### PROMPT
In the records that follow, locate every line with "heavens" and extract it.

### ENTRIES PROVIDED

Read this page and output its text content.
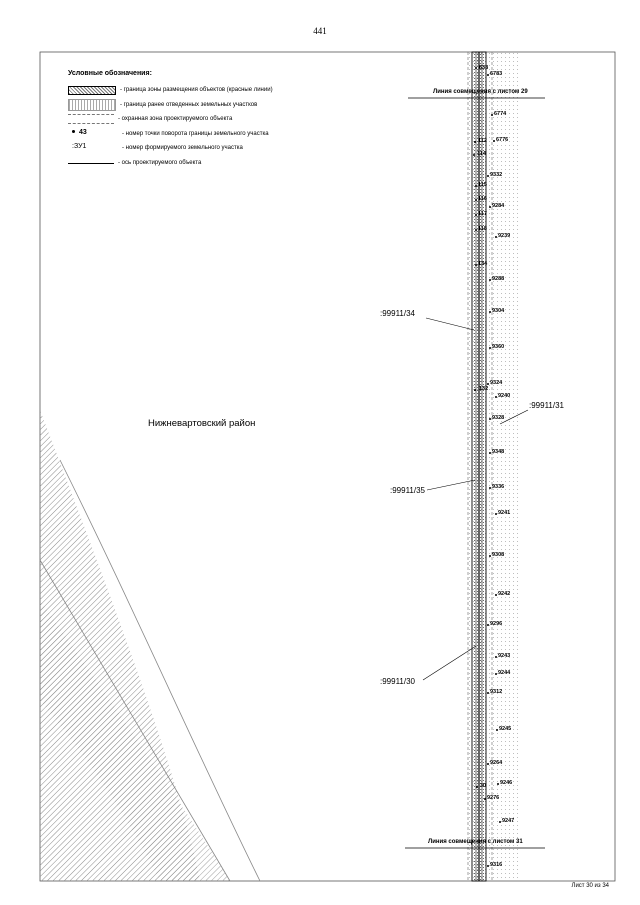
441
Условные обозначения:
- граница зоны размещения объектов (красные линии)
- граница ранее отведенных земельных участков
- охранная зона проектируемого объекта
43	- номер точки поворота границы земельного участка
:ЗУ1	- номер формируемого земельного участка
- ось проектируемого объекта
Нижневартовский район
Линия совмещения с листом 29
Линия совмещения с листом 31
:99911/34
:99911/31
:99911/35
:99911/30
638
6783
6774
112 6776
114
9332
115
116
9284
117
118
9239
134
9288
9304
9360
9324
132
9240
9328
9348
9336
9241
9308
9242
9296
9243
9244
9312
9245
9264
30	9246
9276
9247
9316
Лист 30 из 34
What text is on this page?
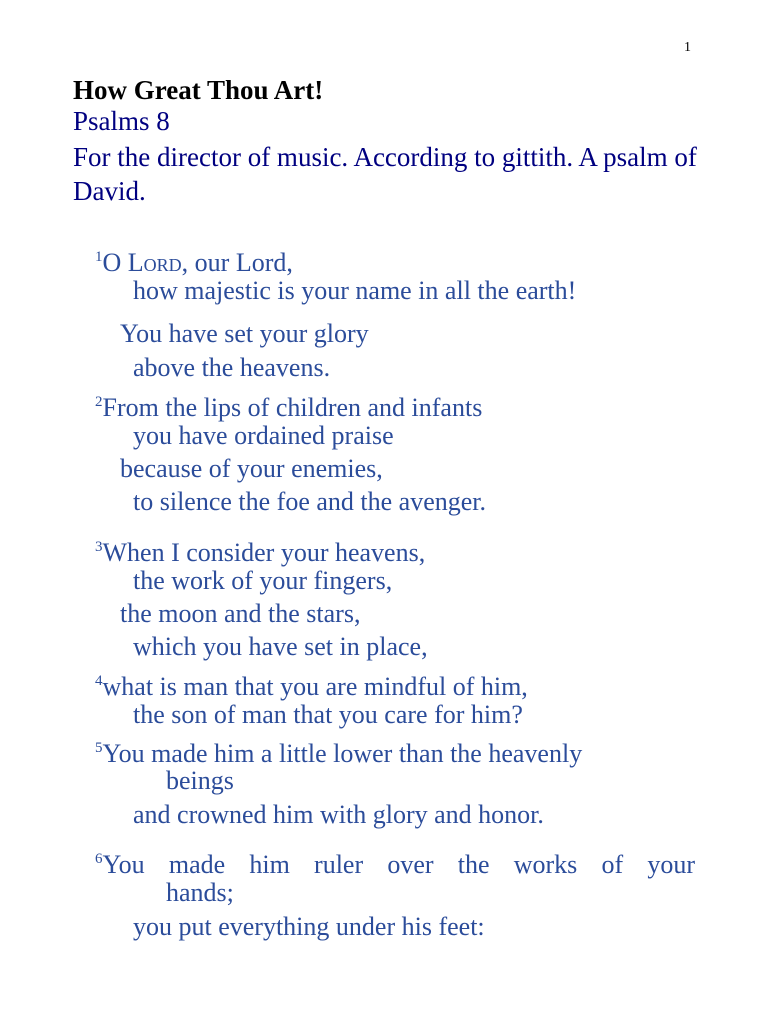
1
How Great Thou Art!
Psalms 8
For the director of music. According to gittith. A psalm of David.
$^1$O Lord, our Lord,
how majestic is your name in all the earth!
You have set your glory
above the heavens.
$^2$From the lips of children and infants
you have ordained praise
because of your enemies,
to silence the foe and the avenger.
$^3$When I consider your heavens,
the work of your fingers,
the moon and the stars,
which you have set in place,
$^4$what is man that you are mindful of him,
the son of man that you care for him?
$^5$You made him a little lower than the heavenly
beings
and crowned him with glory and honor.
$^6$You made him ruler over the works of your
hands;
you put everything under his feet:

### EXERCISE RESPONSE
above the heavens.
$^3$When I consider your heavens,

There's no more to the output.